• RAW RECORDS:
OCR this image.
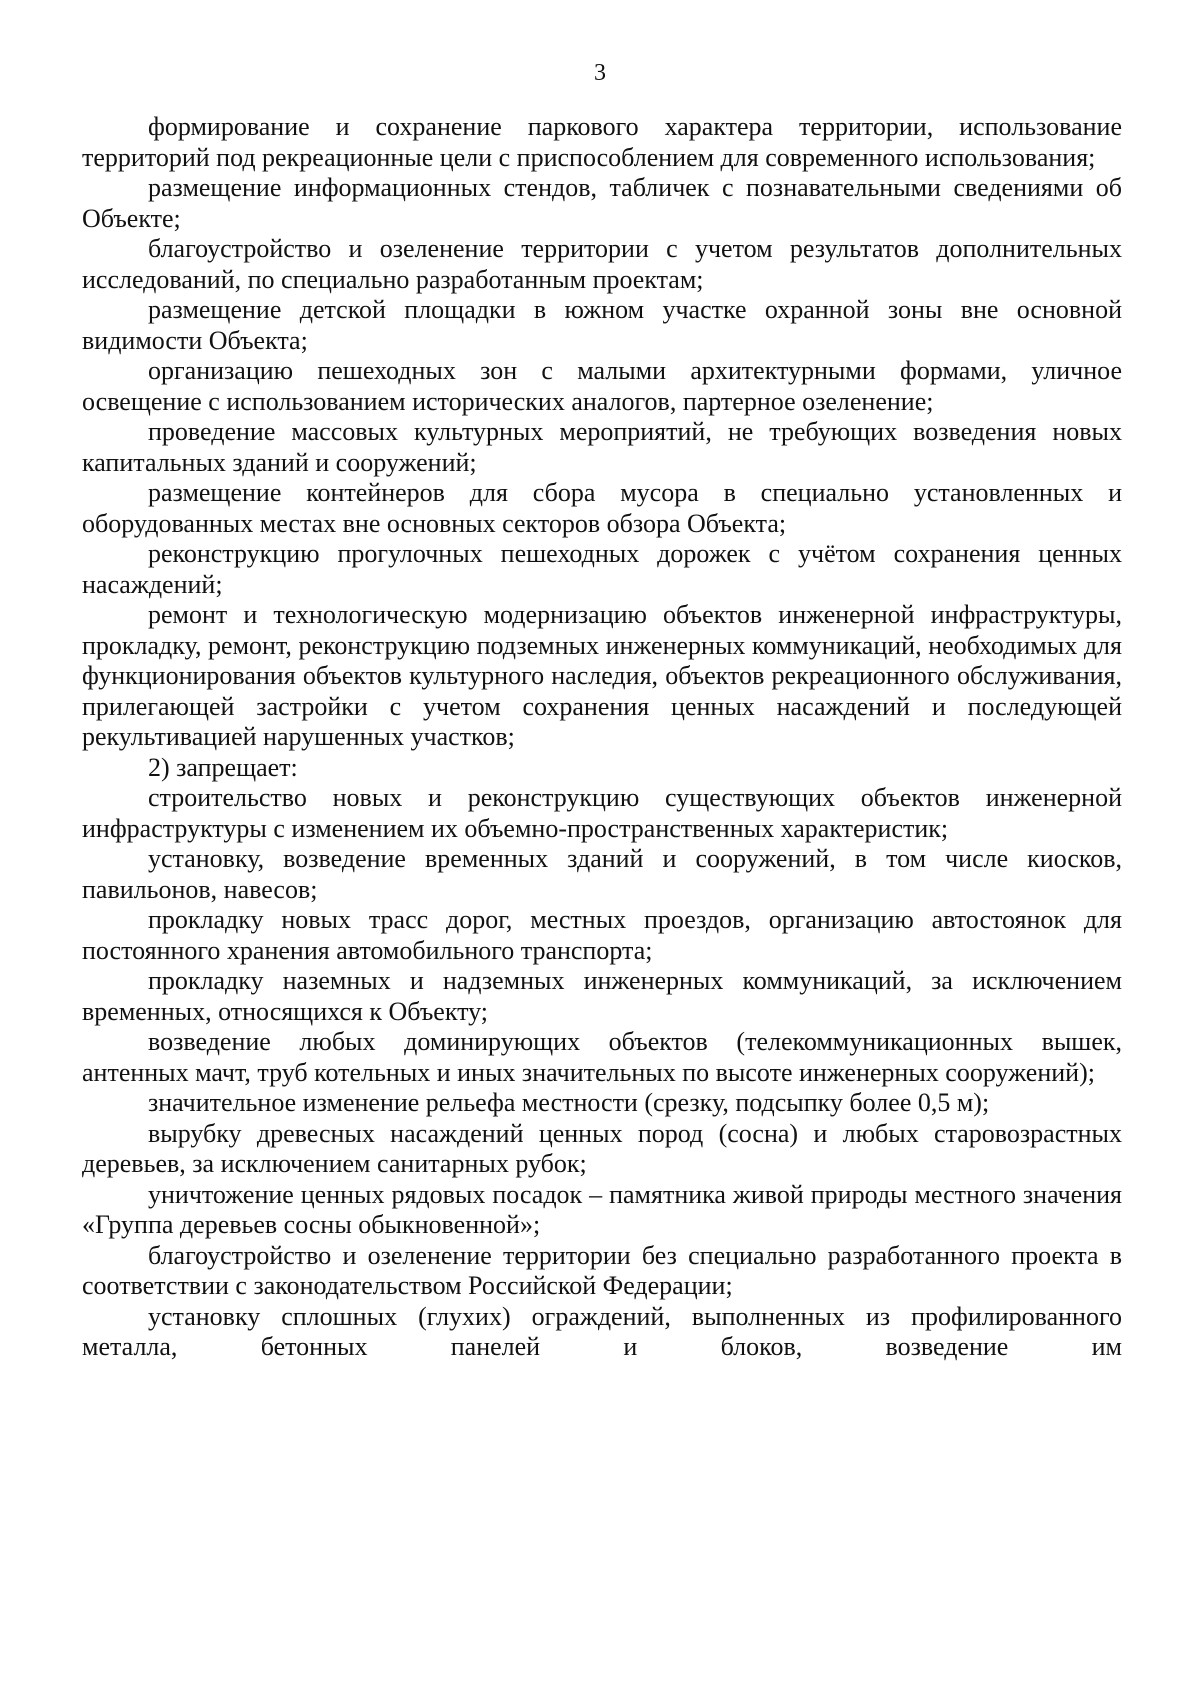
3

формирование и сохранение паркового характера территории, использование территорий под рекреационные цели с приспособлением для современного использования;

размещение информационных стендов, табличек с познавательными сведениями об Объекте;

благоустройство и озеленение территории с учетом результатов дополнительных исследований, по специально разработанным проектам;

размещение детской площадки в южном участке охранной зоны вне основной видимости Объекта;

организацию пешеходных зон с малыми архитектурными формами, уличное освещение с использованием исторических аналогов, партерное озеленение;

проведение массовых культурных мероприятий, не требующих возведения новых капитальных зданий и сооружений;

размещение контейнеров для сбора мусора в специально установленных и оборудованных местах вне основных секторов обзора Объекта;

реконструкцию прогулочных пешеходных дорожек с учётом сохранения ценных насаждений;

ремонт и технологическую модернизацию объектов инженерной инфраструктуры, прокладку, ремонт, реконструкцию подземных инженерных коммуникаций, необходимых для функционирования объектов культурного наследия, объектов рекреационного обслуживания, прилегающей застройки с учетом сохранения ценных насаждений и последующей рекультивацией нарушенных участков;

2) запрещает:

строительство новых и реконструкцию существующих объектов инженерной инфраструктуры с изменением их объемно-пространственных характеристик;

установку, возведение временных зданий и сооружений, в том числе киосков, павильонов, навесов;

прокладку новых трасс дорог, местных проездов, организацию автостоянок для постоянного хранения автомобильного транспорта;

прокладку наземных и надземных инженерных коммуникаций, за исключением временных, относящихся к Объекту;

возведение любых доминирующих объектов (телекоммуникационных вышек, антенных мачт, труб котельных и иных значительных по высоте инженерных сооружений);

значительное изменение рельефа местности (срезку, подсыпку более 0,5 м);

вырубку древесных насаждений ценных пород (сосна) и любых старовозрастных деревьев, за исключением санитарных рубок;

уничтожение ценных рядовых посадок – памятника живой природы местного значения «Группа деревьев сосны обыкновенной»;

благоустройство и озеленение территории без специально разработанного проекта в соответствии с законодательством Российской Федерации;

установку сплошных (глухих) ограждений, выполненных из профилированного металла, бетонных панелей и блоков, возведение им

...

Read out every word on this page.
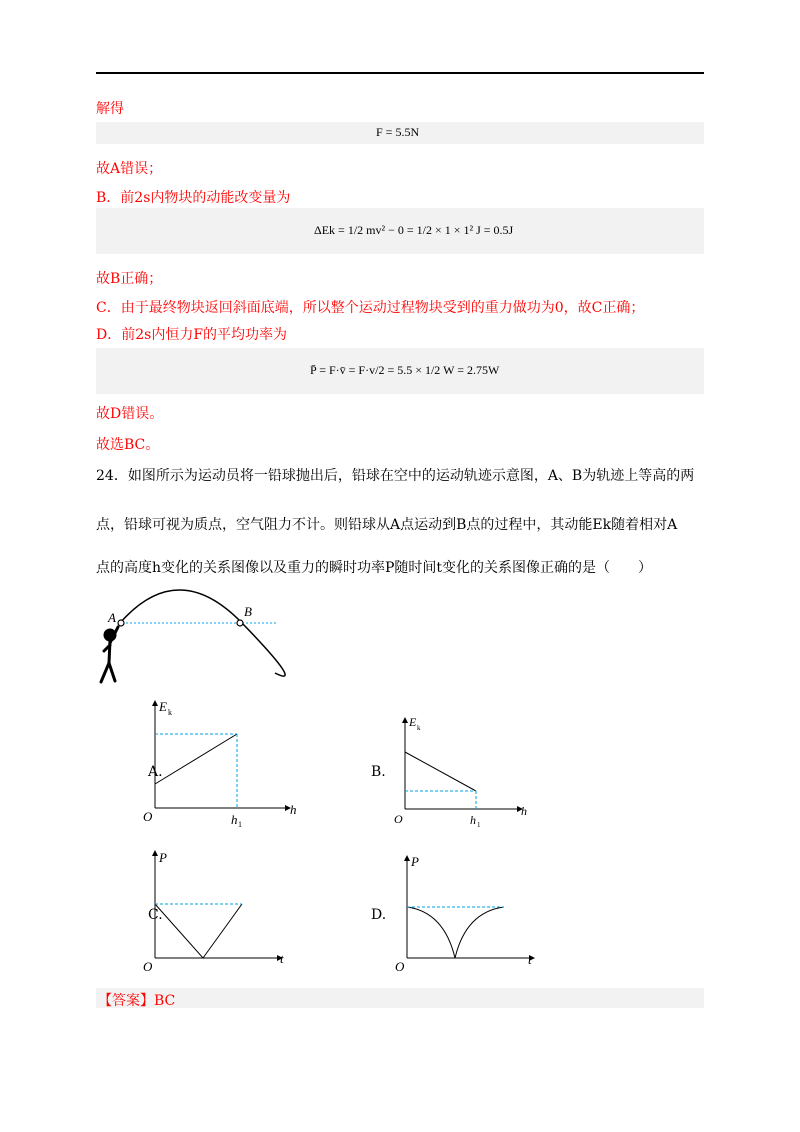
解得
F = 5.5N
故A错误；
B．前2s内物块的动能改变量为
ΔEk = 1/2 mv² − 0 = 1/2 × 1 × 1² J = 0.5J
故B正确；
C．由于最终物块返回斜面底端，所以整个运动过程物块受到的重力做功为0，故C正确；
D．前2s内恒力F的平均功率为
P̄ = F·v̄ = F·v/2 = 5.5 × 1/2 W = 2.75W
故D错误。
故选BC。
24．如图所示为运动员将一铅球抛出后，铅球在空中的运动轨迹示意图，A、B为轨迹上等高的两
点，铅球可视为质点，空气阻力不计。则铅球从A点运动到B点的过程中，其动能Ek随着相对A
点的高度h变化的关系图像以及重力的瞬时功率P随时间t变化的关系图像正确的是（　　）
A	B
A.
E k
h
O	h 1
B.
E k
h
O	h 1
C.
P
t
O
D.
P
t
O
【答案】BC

• THE REQUEST:
Find and copy every line in the entries above where the string "исключением" occurs.

• FULL RESPONSE:
прокладку наземных и надземных инженерных коммуникаций, за исключением временных, относящихся к Объекту;
вырубку древесных насаждений ценных пород (сосна) и любых старовозрастных деревьев, за исключением санитарных рубок;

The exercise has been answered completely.